**WRITTEN REQUEST:** Repeat every entry in the listing below, exactly.

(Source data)

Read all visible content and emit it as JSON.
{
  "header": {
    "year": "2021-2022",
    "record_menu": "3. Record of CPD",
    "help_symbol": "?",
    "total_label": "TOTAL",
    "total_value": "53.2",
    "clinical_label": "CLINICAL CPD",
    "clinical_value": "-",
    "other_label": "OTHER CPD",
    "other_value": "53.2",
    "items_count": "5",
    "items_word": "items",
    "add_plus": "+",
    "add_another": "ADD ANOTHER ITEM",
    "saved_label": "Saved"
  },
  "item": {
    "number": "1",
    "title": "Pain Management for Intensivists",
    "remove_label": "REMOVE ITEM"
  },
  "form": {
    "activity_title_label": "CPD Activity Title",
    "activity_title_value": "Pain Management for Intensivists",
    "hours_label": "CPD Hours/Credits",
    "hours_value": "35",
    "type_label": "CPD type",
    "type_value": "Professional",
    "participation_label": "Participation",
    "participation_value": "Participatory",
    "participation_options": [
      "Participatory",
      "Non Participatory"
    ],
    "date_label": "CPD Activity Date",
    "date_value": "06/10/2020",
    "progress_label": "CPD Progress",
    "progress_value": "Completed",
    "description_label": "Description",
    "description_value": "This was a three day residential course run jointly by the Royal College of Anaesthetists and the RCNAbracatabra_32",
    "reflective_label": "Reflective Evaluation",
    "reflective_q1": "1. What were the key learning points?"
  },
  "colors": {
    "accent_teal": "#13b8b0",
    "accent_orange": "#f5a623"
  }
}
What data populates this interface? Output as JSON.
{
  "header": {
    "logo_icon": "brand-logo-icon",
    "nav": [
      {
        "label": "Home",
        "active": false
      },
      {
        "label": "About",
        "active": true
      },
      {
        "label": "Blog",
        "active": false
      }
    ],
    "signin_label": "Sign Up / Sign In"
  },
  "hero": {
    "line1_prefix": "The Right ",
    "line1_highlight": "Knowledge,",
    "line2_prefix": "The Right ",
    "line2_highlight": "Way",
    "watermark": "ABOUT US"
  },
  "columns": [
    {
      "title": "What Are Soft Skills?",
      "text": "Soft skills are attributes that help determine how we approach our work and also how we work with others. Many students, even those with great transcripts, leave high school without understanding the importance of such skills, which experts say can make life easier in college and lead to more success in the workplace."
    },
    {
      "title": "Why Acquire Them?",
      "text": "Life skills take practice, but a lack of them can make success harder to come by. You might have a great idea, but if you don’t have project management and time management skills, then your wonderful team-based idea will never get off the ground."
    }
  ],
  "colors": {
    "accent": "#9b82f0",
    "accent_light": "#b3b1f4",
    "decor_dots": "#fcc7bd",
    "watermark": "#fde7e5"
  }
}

**ANSWER FOR THE TASK:**
Read all visible content and emit it as JSON.
{
  "header": {
    "year": "2021-2022",
    "record_menu": "3. Record of CPD",
    "help_symbol": "?",
    "total_label": "TOTAL",
    "total_value": "53.2",
    "clinical_label": "CLINICAL CPD",
    "clinical_value": "-",
    "other_label": "OTHER CPD",
    "other_value": "53.2",
    "items_count": "5",
    "items_word": "items",
    "add_plus": "+",
    "add_another": "ADD ANOTHER ITEM",
    "saved_label": "Saved"
  },
  "item": {
    "number": "1",
    "title": "Pain Management for Intensivists",
    "remove_label": "REMOVE ITEM"
  },
  "form": {
    "activity_title_label": "CPD Activity Title",
    "activity_title_value": "Pain Management for Intensivists",
    "hours_label": "CPD Hours/Credits",
    "hours_value": "35",
    "type_label": "CPD type",
    "type_value": "Professional",
    "participation_label": "Participation",
    "participation_value": "Participatory",
    "participation_options": [
      "Participatory",
      "Non Participatory"
    ],
    "date_label": "CPD Activity Date",
    "date_value": "06/10/2020",
    "progress_label": "CPD Progress",
    "progress_value": "Completed",
    "description_label": "Description",
    "description_value": "This was a three day residential course run jointly by the Royal College of Anaesthetists and the RCNAbracatabra_32",
    "reflective_label": "Reflective Evaluation",
    "reflective_q1": "1. What were the key learning points?"
  },
  "colors": {
    "accent_teal": "#13b8b0",
    "accent_orange": "#f5a623"
  }
}
What data populates this interface? Output as JSON.
{
  "header": {
    "logo_icon": "brand-logo-icon",
    "nav": [
      {
        "label": "Home",
        "active": false
      },
      {
        "label": "About",
        "active": true
      },
      {
        "label": "Blog",
        "active": false
      }
    ],
    "signin_label": "Sign Up / Sign In"
  },
  "hero": {
    "line1_prefix": "The Right ",
    "line1_highlight": "Knowledge,",
    "line2_prefix": "The Right ",
    "line2_highlight": "Way",
    "watermark": "ABOUT US"
  },
  "columns": [
    {
      "title": "What Are Soft Skills?",
      "text": "Soft skills are attributes that help determine how we approach our work and also how we work with others. Many students, even those with great transcripts, leave high school without understanding the importance of such skills, which experts say can make life easier in college and lead to more success in the workplace."
    },
    {
      "title": "Why Acquire Them?",
      "text": "Life skills take practice, but a lack of them can make success harder to come by. You might have a great idea, but if you don’t have project management and time management skills, then your wonderful team-based idea will never get off the ground."
    }
  ],
  "colors": {
    "accent": "#9b82f0",
    "accent_light": "#b3b1f4",
    "decor_dots": "#fcc7bd",
    "watermark": "#fde7e5"
  }
}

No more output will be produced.